(Collection entries)

· · · ·

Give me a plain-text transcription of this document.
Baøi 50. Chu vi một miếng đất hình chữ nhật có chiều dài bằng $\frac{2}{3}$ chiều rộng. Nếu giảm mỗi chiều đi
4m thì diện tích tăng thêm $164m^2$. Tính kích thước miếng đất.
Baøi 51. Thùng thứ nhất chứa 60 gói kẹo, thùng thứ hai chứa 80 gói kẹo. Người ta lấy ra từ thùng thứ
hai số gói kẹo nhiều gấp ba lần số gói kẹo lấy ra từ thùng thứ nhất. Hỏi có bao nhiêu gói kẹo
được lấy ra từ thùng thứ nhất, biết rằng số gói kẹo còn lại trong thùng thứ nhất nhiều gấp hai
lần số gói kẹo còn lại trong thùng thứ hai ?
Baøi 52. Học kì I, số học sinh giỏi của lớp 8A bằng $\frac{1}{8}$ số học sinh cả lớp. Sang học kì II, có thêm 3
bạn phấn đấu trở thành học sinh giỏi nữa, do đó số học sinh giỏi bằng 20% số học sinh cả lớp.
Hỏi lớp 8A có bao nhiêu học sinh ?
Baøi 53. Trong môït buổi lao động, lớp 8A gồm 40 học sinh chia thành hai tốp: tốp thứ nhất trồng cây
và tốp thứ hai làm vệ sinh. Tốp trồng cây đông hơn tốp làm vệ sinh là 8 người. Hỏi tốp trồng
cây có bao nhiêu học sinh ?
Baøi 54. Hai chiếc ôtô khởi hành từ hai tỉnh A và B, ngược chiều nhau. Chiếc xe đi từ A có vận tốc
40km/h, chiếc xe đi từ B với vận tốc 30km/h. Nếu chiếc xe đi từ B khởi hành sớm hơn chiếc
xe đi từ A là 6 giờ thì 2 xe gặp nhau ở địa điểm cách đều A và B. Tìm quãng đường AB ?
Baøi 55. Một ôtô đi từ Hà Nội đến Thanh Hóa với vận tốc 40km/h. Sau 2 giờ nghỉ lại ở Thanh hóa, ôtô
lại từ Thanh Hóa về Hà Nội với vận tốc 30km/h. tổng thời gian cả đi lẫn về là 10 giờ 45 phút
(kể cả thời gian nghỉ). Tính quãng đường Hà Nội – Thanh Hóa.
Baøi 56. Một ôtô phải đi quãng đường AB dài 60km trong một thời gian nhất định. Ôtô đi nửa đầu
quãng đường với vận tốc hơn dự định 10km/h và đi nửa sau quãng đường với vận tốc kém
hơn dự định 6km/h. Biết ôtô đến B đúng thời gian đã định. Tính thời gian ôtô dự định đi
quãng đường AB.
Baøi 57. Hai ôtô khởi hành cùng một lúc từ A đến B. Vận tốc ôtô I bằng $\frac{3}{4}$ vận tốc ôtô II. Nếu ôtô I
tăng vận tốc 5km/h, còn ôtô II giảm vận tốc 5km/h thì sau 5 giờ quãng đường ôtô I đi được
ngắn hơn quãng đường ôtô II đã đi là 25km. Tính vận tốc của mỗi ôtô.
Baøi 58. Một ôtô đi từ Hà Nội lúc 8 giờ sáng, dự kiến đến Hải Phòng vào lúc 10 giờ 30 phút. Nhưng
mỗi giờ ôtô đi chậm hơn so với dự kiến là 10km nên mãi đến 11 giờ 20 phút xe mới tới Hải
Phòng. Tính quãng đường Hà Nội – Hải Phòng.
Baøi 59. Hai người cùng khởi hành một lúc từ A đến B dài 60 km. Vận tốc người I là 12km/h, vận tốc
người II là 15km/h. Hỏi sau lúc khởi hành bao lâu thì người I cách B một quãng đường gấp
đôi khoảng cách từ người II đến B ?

· · · ·

• What you have to do:
State the number of lines in the preceding entries that include the word "tăng". Provide nothing else.

• Completed task:
2